**WORK TO DO**
Comb the records below for the string "Attleboro" and copy each line where it turns up.

**GIVEN ENTRIES**
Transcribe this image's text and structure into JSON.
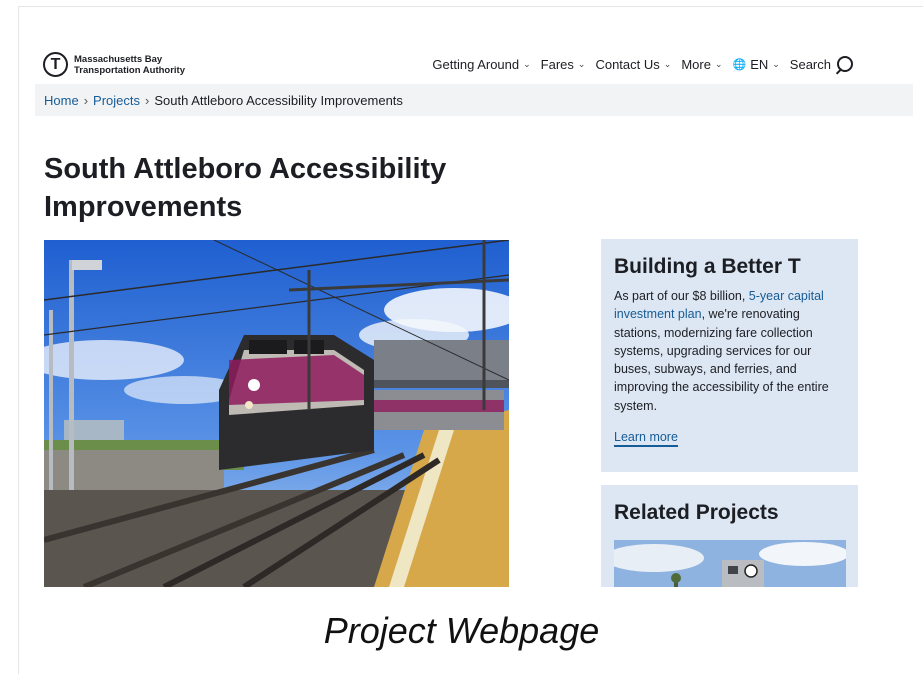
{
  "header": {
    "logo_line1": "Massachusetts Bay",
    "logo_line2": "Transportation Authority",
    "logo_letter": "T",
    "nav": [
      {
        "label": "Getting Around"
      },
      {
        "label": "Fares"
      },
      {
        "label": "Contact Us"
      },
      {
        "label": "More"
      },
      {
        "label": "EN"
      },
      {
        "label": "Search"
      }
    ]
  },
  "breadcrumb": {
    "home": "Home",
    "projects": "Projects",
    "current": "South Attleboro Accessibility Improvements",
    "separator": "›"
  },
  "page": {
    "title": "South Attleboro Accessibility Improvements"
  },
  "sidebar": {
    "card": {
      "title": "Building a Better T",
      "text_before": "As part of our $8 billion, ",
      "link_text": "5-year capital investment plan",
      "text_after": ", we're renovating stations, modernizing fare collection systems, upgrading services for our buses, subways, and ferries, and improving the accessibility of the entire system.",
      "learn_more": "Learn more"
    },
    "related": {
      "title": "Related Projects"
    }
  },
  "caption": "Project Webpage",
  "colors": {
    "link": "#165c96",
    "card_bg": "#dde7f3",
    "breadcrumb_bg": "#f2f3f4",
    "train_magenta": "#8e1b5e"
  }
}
--
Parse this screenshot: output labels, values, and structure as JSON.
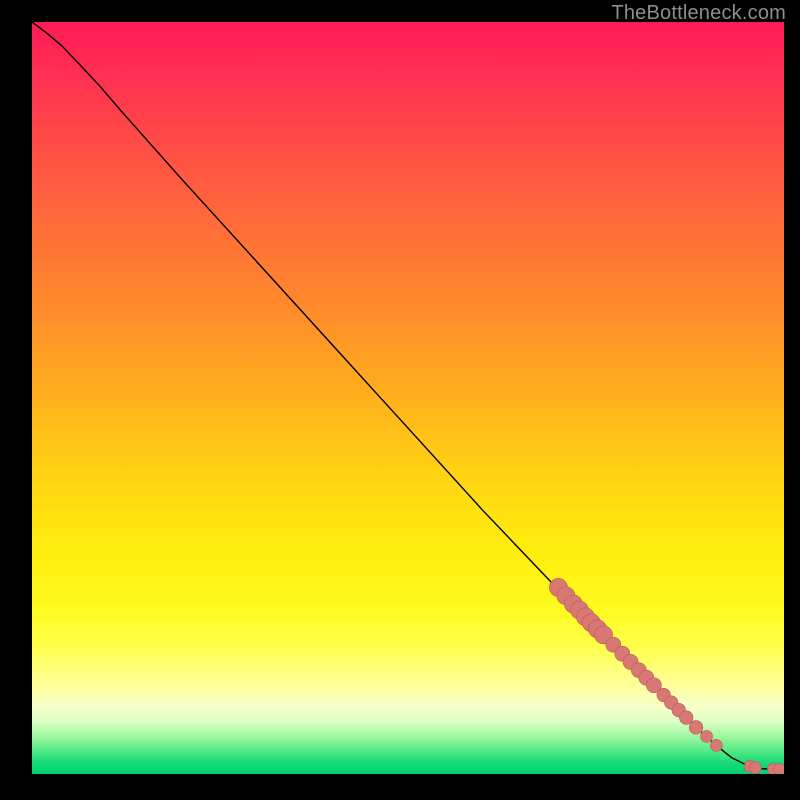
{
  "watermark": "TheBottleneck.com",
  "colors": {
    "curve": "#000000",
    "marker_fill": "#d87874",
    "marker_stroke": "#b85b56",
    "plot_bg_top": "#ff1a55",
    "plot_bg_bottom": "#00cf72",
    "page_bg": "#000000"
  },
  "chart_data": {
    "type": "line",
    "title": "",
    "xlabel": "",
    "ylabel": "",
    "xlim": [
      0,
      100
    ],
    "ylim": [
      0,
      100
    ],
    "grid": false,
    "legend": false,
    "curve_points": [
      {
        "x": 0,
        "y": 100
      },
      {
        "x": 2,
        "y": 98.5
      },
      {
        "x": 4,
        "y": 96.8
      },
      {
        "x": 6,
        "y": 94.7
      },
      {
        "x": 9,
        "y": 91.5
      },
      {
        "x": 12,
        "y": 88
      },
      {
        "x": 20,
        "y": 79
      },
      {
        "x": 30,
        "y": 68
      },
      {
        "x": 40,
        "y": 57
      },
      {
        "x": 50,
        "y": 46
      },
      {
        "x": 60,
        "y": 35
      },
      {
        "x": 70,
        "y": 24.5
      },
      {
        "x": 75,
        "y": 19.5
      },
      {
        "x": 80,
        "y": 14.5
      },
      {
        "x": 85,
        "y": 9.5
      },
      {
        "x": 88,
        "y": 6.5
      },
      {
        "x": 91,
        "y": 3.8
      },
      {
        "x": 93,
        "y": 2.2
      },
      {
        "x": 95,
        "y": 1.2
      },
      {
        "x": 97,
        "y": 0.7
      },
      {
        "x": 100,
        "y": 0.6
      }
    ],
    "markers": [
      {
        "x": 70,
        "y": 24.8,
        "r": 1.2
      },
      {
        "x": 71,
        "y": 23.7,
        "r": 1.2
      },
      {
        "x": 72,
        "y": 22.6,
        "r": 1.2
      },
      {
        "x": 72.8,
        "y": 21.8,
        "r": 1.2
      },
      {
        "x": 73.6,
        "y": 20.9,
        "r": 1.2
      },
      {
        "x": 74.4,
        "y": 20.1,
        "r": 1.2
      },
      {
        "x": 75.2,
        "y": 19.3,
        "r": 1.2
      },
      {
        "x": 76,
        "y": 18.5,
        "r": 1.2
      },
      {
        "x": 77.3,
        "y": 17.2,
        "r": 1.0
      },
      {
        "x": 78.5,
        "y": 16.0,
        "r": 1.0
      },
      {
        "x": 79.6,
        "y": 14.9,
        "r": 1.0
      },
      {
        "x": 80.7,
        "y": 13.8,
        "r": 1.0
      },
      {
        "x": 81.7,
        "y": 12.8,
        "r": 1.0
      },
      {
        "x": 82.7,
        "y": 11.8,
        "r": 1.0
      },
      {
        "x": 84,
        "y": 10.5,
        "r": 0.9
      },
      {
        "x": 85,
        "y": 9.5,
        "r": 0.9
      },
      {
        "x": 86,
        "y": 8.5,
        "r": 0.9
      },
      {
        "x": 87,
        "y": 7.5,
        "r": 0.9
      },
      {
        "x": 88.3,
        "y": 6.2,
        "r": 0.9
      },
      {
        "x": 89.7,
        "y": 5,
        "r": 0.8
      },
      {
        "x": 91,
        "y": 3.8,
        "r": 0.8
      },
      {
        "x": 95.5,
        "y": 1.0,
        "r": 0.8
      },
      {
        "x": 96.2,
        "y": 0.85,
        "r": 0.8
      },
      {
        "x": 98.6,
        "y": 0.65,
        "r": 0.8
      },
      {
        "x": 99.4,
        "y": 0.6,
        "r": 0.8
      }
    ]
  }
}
==
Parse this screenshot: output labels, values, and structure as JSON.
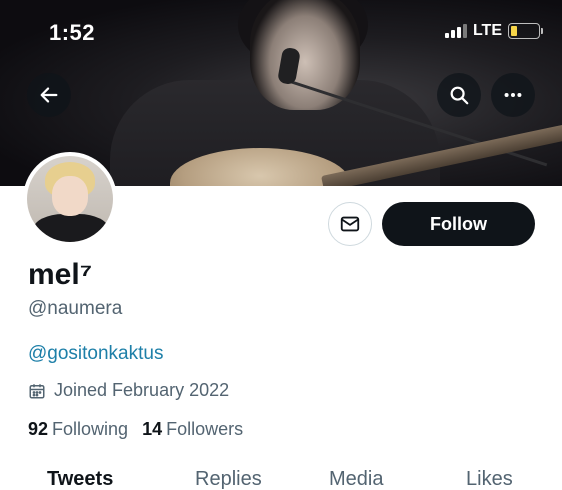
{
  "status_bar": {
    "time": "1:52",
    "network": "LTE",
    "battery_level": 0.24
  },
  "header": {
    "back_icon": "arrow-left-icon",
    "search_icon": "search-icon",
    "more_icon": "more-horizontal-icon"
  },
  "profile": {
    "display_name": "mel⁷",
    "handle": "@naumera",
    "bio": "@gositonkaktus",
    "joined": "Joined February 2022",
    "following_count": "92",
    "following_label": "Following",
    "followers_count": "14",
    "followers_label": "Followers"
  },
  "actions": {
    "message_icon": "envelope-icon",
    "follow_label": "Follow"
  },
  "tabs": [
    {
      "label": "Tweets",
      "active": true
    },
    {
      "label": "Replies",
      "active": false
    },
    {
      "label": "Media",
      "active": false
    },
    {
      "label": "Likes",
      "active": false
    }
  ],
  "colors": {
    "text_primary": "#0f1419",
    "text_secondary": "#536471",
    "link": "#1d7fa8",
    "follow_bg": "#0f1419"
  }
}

**ANSWER FOR THE TASK**
    "current": "South Attleboro Accessibility Improvements",
    "title": "South Attleboro Accessibility Improvements"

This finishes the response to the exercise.